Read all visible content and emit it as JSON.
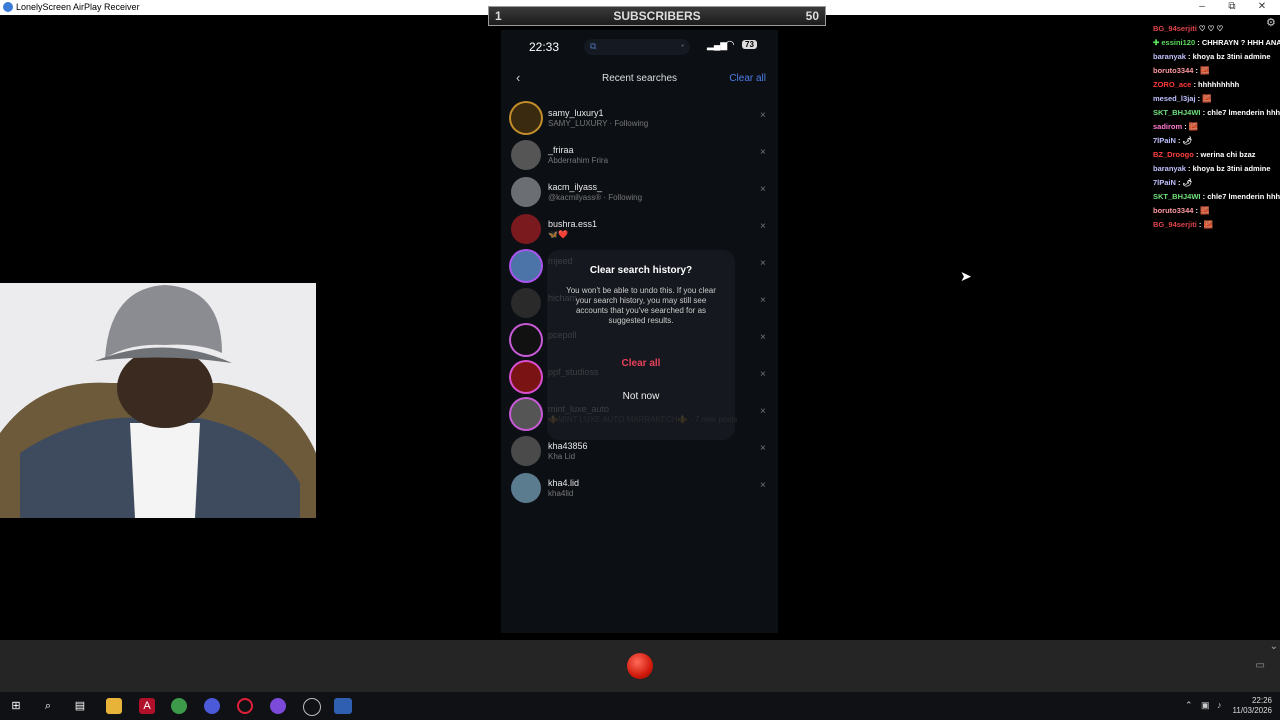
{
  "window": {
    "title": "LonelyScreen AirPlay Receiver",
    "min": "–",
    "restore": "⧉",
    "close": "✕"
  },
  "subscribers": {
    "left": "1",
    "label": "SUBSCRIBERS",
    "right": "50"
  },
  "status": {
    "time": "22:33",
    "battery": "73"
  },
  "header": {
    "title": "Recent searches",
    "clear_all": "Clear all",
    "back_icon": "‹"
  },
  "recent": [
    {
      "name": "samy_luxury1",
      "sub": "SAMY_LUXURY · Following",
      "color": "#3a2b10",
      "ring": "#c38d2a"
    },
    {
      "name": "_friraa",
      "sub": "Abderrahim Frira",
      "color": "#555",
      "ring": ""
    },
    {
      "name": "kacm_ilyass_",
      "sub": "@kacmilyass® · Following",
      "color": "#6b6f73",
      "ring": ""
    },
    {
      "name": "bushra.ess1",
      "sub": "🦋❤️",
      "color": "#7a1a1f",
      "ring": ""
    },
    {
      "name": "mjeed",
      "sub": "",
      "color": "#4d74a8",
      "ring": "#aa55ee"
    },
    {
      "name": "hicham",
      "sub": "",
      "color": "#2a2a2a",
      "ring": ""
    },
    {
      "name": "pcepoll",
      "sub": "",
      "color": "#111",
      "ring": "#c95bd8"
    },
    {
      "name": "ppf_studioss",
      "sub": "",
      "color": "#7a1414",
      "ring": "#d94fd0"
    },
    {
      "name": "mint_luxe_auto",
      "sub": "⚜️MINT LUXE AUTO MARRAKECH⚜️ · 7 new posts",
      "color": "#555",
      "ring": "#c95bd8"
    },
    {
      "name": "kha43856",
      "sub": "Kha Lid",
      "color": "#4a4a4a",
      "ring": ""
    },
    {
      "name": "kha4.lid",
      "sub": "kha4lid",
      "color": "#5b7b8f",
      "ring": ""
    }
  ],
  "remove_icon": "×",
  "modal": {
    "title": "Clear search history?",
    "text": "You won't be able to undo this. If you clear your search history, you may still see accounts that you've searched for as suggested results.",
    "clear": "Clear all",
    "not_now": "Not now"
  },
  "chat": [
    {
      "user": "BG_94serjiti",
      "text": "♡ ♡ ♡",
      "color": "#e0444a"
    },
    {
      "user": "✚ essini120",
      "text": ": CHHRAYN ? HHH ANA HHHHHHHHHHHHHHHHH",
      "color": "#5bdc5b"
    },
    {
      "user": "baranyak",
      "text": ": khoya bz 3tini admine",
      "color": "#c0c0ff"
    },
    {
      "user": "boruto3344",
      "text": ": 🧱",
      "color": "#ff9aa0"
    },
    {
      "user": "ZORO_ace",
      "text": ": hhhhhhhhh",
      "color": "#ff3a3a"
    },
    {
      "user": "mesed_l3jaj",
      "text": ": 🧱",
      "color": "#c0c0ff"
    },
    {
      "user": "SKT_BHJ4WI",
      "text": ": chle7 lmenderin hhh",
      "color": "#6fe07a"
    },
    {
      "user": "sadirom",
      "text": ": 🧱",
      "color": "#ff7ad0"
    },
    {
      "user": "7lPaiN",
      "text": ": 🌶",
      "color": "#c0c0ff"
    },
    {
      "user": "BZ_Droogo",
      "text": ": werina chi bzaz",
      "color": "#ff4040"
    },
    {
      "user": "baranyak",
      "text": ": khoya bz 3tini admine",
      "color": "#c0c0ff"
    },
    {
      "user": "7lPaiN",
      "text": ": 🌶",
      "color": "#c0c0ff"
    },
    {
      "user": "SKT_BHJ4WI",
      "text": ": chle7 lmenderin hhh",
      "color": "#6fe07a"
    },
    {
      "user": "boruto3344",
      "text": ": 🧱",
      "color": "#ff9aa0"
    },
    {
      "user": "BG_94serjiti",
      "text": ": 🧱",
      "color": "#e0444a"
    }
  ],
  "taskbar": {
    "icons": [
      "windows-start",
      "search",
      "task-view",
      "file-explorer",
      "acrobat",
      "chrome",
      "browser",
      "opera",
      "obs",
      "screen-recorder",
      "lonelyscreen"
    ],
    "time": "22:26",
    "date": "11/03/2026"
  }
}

######

_Prompt_:
Pick out all the lines with the word "Following" in them and copy them.

_Exercise answer_:
      "sub": "SAMY_LUXURY · Following",
      "sub": "@kacmilyass® · Following",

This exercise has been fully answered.